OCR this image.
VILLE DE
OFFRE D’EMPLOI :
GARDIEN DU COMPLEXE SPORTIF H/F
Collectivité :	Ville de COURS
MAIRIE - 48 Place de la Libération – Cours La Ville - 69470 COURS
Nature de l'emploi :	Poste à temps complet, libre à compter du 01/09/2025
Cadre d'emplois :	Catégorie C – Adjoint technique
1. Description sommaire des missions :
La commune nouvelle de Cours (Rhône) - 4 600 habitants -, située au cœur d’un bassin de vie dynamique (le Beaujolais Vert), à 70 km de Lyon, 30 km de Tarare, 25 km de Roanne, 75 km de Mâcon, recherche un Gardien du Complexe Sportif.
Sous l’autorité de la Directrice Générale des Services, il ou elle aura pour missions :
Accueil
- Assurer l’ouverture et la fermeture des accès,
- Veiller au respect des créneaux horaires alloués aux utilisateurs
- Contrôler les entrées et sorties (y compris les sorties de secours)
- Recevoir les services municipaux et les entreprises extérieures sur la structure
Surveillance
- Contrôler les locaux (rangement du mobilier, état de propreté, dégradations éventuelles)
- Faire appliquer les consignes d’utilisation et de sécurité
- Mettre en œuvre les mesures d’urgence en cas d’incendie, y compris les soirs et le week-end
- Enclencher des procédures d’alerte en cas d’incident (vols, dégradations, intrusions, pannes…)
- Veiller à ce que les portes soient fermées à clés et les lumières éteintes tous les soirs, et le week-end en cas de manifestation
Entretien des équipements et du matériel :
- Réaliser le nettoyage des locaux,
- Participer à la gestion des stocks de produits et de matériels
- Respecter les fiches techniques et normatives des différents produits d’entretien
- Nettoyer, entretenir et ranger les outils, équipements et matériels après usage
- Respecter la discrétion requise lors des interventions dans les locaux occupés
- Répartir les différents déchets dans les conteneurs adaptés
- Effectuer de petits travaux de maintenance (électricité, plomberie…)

PROBLEM DETAILS>
Using the entries above, find all lines with "différents". Copy them.

FINAL RESULT>
- Respecter les fiches techniques et normatives des différents produits d’entretien
- Répartir les différents déchets dans les conteneurs adaptés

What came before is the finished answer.